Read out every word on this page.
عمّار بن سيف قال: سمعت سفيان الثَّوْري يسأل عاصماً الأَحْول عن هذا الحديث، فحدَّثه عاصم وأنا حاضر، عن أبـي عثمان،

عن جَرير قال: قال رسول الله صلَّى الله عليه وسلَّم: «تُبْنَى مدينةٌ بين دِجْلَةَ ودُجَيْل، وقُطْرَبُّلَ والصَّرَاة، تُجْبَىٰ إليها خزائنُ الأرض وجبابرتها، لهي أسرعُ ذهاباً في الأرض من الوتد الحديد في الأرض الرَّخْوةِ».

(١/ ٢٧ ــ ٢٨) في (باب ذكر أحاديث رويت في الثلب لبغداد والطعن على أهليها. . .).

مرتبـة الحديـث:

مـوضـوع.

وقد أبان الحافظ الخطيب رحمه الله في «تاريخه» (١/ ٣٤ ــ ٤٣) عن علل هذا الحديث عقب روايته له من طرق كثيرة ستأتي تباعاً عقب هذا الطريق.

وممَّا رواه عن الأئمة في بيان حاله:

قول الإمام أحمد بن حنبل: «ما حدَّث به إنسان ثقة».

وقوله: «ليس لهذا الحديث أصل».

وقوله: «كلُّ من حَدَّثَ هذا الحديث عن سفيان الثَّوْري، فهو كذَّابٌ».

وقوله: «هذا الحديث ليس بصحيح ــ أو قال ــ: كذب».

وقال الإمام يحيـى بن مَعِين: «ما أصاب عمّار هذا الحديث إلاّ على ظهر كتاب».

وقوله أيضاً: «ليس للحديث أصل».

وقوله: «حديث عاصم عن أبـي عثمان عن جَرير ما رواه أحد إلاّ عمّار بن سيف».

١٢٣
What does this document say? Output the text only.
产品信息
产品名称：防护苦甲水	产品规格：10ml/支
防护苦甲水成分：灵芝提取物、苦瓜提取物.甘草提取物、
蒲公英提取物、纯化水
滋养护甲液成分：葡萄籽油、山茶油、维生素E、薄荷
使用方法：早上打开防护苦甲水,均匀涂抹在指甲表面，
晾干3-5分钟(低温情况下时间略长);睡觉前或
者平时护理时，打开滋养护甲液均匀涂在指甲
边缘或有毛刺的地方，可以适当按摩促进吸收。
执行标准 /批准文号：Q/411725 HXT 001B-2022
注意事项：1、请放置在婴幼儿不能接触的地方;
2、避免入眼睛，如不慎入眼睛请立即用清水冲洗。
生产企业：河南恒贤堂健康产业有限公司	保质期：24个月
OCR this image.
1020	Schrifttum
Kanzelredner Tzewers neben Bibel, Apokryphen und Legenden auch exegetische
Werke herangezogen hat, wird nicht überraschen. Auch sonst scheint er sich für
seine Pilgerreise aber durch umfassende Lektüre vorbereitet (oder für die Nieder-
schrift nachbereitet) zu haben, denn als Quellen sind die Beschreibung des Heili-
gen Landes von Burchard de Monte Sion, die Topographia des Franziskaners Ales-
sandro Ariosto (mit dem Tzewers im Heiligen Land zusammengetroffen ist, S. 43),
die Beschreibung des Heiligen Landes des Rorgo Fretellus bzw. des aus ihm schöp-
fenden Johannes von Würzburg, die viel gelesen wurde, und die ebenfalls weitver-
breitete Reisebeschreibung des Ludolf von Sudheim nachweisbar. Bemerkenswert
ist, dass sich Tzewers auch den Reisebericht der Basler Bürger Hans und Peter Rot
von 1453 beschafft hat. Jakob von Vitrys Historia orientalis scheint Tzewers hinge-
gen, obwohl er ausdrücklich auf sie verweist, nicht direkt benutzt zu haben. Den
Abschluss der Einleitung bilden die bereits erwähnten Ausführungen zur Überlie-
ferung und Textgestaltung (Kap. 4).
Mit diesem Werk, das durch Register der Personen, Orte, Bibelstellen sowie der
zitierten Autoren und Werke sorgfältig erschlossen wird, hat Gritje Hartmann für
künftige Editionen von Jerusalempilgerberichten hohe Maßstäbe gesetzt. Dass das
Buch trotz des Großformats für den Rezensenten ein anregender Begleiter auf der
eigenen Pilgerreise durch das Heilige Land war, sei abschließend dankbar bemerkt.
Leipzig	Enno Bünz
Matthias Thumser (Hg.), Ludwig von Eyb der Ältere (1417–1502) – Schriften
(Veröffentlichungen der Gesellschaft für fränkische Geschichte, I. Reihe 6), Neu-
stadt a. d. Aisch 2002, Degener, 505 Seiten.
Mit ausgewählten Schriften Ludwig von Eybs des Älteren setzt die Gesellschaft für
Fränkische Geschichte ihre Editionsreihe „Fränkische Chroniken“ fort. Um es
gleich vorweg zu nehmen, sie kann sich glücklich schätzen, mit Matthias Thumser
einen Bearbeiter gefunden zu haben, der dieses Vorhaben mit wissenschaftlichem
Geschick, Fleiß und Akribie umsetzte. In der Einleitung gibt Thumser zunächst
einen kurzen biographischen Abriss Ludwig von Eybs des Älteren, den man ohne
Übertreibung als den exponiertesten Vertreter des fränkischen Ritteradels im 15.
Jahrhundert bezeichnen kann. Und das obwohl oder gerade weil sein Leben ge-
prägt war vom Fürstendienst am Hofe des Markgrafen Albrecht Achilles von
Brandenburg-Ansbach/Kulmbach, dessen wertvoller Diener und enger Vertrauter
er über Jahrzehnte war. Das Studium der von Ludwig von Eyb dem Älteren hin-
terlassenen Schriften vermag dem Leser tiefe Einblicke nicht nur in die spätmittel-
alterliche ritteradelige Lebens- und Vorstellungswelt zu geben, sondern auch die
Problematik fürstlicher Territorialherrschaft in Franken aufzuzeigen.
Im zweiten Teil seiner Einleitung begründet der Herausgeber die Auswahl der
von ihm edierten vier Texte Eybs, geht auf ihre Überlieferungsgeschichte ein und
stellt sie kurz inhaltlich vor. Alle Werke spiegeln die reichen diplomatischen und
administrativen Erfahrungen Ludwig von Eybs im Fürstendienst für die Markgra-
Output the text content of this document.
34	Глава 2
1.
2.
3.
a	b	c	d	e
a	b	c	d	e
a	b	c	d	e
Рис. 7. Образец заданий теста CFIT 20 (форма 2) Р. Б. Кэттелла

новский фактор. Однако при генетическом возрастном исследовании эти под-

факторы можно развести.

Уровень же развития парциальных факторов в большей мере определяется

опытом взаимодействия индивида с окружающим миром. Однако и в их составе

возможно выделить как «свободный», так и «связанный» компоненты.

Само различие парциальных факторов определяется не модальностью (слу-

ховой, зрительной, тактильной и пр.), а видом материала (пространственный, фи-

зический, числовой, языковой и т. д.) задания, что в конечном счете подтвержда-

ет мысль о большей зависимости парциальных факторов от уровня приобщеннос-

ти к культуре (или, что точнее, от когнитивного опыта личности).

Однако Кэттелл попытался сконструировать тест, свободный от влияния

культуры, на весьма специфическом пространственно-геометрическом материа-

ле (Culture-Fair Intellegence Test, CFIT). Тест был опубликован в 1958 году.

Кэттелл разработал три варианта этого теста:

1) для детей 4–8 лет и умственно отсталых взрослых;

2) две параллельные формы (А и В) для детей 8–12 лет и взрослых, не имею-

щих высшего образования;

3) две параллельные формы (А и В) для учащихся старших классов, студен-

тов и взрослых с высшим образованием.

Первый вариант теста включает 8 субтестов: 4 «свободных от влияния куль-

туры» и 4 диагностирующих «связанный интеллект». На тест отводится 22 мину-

======

- [Set problem]
Which lines hold the word "الإمام"? Return all of them from the records above.

- [Solved exercise]
قول الإمام أحمد بن حنبل: «ما حدَّث به إنسان ثقة».
وقال الإمام يحيـى بن مَعِين: «ما أصاب عمّار هذا الحديث إلاّ على ظهر كتاب».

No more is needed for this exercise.